STATED EXERCISE: Determine how many lines in the entries below include "Academy". The reply should be that number and nothing else.
______________________________
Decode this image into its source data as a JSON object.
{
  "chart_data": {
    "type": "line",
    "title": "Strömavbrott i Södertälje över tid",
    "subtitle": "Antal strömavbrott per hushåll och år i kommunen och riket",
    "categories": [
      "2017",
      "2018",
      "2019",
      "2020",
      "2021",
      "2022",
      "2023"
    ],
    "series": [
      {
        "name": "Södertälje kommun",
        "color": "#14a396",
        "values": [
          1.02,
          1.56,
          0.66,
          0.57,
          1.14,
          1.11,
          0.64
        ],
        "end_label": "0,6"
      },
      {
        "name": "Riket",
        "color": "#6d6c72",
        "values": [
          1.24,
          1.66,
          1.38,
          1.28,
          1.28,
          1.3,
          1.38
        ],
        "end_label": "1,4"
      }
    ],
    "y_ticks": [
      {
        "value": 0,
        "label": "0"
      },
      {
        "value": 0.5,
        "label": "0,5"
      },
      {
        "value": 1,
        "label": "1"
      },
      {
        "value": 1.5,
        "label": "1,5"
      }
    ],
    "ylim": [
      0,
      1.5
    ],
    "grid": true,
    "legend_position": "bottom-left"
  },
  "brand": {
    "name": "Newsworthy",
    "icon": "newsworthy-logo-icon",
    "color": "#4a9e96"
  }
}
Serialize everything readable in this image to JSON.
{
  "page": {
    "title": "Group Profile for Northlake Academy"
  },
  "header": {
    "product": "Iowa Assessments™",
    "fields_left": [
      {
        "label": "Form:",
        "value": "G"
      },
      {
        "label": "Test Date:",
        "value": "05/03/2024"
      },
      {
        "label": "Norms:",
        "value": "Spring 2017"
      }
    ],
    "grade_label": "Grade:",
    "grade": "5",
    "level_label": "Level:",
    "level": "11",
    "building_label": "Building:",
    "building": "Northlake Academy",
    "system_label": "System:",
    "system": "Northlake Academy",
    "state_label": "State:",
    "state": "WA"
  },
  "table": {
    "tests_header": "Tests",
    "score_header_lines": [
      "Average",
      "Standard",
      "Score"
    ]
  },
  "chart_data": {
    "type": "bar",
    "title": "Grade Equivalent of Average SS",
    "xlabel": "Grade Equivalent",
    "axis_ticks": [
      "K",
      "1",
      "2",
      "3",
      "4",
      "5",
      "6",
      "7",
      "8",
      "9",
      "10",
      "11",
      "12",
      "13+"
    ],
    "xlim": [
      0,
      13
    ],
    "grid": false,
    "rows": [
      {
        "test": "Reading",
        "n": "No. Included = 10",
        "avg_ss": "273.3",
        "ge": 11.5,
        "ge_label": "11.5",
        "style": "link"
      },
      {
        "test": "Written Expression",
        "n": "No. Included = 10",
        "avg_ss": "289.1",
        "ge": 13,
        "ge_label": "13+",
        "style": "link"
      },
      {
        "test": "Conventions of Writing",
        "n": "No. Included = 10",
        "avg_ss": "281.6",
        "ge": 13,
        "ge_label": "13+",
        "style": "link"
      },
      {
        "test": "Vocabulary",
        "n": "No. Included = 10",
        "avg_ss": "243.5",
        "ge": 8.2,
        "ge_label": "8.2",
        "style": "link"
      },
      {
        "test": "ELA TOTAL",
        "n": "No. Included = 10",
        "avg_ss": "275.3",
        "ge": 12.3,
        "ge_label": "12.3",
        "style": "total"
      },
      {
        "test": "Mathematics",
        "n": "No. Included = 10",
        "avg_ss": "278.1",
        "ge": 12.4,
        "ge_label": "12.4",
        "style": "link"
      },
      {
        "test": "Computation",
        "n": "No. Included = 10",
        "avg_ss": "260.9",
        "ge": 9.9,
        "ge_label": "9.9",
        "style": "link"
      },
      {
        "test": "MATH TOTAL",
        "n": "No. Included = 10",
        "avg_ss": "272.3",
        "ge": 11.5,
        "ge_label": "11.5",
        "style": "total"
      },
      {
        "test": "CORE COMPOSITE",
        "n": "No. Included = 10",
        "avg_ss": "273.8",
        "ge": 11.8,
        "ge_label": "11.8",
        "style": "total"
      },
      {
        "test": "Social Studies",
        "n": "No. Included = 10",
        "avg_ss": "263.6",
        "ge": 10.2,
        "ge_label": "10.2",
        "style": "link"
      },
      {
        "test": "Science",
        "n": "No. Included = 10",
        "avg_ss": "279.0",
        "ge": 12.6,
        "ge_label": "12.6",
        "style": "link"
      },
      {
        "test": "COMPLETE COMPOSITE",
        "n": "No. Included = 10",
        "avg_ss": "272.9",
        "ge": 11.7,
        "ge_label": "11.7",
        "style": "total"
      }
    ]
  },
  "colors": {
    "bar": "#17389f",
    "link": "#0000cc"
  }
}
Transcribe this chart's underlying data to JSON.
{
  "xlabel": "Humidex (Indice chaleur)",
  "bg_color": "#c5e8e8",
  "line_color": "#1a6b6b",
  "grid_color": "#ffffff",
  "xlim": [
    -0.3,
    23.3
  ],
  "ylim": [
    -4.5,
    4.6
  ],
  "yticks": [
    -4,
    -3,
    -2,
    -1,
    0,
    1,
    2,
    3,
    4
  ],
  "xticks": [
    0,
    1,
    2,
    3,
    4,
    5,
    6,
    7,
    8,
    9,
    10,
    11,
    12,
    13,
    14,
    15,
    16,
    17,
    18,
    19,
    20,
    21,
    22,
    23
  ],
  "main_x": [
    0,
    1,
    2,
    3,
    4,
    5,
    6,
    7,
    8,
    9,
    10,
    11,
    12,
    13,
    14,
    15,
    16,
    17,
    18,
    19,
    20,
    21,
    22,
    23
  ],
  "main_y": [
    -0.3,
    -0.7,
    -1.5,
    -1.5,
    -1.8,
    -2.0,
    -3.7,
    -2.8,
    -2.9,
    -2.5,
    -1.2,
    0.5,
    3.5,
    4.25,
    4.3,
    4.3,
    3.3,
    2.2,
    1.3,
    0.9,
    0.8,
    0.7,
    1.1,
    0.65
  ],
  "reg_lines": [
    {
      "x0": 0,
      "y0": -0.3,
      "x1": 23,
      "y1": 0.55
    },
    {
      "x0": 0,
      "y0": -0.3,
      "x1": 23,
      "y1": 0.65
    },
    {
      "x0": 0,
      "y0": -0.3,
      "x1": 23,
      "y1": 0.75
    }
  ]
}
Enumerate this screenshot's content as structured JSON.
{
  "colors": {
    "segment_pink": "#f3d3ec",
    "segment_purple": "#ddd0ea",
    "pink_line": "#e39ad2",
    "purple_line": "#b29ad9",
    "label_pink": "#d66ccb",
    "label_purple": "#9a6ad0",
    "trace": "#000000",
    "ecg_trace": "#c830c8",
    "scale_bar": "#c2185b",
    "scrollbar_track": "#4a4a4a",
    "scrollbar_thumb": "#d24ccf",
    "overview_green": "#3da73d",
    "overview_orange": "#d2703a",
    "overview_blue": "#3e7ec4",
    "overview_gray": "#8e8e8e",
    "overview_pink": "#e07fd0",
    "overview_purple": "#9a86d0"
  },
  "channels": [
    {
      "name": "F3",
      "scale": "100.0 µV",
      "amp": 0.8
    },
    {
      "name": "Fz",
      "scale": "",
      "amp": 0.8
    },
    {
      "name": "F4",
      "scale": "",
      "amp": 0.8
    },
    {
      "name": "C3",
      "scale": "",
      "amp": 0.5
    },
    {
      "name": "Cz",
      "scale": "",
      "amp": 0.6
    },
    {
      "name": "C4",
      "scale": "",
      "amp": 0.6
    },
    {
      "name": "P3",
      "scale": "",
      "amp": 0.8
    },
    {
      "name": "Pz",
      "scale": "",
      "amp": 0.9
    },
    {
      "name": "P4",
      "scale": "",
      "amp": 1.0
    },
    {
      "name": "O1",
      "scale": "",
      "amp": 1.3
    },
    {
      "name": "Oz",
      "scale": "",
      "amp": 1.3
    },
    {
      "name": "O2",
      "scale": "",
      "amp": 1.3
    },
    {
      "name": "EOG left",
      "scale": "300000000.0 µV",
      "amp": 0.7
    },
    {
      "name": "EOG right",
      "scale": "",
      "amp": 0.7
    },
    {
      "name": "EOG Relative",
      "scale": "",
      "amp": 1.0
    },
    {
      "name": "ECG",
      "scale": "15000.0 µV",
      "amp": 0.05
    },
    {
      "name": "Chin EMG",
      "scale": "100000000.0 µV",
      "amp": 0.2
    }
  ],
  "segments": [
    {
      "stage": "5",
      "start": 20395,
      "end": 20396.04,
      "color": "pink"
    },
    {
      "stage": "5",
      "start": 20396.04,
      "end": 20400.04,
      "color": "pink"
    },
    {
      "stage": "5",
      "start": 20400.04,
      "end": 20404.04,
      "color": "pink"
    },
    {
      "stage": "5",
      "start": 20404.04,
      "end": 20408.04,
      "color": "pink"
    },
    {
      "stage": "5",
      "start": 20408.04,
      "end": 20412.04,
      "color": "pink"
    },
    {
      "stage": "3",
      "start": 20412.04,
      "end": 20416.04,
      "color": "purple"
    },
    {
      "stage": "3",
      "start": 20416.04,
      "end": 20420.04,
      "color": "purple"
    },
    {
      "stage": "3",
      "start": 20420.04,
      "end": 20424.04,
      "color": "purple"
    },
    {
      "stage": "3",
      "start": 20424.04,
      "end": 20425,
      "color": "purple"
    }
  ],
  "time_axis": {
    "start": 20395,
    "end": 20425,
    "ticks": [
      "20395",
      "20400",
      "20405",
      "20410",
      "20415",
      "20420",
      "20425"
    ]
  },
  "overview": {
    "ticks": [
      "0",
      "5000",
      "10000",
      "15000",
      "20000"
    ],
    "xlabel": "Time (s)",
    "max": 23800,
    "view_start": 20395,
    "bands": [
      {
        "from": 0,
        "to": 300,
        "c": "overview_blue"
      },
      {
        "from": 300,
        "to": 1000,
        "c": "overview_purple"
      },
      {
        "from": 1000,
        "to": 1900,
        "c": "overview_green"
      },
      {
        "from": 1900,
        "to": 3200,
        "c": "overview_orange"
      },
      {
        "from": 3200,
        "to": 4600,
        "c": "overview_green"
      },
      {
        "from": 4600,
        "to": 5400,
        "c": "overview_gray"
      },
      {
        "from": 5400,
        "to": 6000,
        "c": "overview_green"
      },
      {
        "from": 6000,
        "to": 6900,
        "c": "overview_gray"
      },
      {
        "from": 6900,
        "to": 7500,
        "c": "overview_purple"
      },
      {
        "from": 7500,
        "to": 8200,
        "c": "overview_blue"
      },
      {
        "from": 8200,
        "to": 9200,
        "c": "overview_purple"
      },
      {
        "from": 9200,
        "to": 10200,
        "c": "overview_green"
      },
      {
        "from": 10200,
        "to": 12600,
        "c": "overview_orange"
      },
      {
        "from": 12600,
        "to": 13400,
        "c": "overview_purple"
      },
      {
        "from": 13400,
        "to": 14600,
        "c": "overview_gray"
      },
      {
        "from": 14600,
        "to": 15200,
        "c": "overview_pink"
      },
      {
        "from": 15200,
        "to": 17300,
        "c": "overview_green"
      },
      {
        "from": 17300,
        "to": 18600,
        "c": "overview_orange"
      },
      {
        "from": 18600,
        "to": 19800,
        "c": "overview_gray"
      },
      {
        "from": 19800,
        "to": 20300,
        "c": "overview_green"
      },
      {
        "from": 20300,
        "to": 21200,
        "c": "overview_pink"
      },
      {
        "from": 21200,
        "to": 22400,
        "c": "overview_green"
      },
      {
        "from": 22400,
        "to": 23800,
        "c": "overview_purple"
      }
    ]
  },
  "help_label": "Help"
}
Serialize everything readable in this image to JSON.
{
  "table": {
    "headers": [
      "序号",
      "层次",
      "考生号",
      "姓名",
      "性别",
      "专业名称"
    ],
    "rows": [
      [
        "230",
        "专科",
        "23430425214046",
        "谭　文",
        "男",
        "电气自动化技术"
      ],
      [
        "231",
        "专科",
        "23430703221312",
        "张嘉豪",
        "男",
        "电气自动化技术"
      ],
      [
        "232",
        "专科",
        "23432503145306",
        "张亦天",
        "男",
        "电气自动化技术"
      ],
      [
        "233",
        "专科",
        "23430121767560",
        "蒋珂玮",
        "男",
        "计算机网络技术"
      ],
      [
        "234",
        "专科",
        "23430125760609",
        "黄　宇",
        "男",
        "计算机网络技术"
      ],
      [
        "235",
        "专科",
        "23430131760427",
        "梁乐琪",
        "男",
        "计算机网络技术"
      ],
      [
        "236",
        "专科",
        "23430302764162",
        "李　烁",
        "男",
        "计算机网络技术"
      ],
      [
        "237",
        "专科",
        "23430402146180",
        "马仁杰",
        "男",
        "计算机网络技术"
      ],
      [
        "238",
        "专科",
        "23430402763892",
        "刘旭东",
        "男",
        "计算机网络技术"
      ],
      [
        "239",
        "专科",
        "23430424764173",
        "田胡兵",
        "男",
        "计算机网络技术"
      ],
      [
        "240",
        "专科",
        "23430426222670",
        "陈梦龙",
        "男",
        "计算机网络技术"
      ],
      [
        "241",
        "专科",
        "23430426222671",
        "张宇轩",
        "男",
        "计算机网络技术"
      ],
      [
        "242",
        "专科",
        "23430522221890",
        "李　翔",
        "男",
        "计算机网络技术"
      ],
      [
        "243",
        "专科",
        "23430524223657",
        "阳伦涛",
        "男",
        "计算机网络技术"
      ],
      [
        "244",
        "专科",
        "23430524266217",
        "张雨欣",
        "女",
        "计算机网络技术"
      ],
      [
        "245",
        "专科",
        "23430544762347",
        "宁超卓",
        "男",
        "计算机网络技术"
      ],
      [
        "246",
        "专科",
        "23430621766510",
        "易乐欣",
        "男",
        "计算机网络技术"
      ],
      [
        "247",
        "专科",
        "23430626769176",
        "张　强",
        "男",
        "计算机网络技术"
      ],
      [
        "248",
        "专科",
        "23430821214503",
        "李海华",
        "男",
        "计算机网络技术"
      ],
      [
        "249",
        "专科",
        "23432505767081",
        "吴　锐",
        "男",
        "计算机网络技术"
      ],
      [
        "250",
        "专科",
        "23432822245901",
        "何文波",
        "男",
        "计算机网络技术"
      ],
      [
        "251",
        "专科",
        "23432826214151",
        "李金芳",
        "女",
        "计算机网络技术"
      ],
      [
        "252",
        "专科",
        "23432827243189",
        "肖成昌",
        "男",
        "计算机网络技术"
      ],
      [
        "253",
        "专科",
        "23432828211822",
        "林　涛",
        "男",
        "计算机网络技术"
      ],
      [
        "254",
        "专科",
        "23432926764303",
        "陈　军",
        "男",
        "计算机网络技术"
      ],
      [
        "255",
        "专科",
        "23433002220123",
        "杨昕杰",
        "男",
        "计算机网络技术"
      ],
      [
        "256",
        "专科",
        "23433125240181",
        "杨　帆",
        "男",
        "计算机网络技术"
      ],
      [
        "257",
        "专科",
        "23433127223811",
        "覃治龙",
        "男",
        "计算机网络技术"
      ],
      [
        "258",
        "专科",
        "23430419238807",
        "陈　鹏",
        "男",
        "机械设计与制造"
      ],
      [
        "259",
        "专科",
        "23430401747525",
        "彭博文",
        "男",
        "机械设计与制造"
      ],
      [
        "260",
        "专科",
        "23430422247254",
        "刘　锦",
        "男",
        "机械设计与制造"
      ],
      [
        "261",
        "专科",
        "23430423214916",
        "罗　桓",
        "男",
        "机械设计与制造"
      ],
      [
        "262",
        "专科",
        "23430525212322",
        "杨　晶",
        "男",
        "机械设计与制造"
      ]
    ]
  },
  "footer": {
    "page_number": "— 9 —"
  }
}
______________________________
RESULT BELOW: 3